Prompt: Only the number is wanted: how many lines contain "times"?

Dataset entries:
····················

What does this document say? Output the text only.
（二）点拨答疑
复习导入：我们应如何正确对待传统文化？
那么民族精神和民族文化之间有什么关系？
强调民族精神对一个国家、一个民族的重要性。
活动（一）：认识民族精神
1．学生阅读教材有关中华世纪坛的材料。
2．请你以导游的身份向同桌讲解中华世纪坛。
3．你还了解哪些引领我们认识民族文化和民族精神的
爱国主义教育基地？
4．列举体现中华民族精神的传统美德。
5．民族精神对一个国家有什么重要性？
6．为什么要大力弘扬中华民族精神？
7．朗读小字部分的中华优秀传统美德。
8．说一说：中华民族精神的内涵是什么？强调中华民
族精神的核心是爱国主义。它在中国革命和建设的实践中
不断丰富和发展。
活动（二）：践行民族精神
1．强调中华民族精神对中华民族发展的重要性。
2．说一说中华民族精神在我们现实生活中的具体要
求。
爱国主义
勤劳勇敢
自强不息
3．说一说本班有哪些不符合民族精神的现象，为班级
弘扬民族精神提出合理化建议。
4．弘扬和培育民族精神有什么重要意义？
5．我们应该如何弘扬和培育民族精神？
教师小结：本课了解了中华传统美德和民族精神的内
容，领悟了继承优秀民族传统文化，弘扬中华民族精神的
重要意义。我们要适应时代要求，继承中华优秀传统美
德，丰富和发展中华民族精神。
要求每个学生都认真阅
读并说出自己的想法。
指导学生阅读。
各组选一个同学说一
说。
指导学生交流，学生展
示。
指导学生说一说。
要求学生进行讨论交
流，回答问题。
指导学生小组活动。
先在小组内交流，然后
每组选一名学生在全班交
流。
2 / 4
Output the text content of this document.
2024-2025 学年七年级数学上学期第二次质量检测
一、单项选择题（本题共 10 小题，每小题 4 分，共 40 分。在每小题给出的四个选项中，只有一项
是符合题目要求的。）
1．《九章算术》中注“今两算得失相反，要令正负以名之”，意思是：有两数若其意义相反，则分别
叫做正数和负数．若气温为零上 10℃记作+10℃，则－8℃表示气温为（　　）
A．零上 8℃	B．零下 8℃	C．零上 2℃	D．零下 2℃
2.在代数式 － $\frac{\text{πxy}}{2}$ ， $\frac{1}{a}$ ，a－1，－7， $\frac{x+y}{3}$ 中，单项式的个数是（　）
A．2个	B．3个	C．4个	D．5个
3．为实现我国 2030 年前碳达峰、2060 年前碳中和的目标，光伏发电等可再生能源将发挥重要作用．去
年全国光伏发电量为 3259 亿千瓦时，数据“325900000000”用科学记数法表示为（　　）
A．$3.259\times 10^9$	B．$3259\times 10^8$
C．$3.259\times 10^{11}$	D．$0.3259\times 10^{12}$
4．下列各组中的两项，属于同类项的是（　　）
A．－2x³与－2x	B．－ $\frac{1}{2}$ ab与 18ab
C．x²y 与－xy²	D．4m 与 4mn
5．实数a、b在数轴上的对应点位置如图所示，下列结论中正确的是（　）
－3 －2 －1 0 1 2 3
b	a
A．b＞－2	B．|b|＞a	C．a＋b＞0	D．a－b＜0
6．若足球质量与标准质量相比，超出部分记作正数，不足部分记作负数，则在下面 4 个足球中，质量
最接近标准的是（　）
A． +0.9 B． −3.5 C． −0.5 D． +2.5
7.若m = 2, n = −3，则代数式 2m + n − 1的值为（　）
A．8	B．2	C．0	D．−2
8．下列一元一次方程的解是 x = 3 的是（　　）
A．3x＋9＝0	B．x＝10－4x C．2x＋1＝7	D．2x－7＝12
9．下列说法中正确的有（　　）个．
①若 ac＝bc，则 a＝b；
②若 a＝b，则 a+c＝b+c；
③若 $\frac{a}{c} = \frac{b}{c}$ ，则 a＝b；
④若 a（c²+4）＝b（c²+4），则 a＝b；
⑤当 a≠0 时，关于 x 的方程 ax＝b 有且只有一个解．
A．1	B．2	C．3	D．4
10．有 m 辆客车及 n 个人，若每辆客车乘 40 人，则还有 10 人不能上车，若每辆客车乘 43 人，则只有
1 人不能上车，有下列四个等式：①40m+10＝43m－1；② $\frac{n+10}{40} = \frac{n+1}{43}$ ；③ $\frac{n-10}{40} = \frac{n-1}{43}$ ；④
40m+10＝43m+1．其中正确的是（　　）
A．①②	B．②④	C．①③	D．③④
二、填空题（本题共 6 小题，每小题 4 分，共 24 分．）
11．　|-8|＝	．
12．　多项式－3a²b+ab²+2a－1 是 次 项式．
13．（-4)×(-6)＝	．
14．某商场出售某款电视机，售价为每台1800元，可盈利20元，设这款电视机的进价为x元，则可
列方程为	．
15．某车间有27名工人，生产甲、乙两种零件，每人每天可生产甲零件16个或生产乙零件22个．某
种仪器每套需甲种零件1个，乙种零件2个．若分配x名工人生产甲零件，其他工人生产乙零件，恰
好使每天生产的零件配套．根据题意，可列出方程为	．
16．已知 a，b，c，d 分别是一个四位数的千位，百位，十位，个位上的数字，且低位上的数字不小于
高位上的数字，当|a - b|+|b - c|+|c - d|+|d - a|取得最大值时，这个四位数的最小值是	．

····················

Answer to this exercise: 2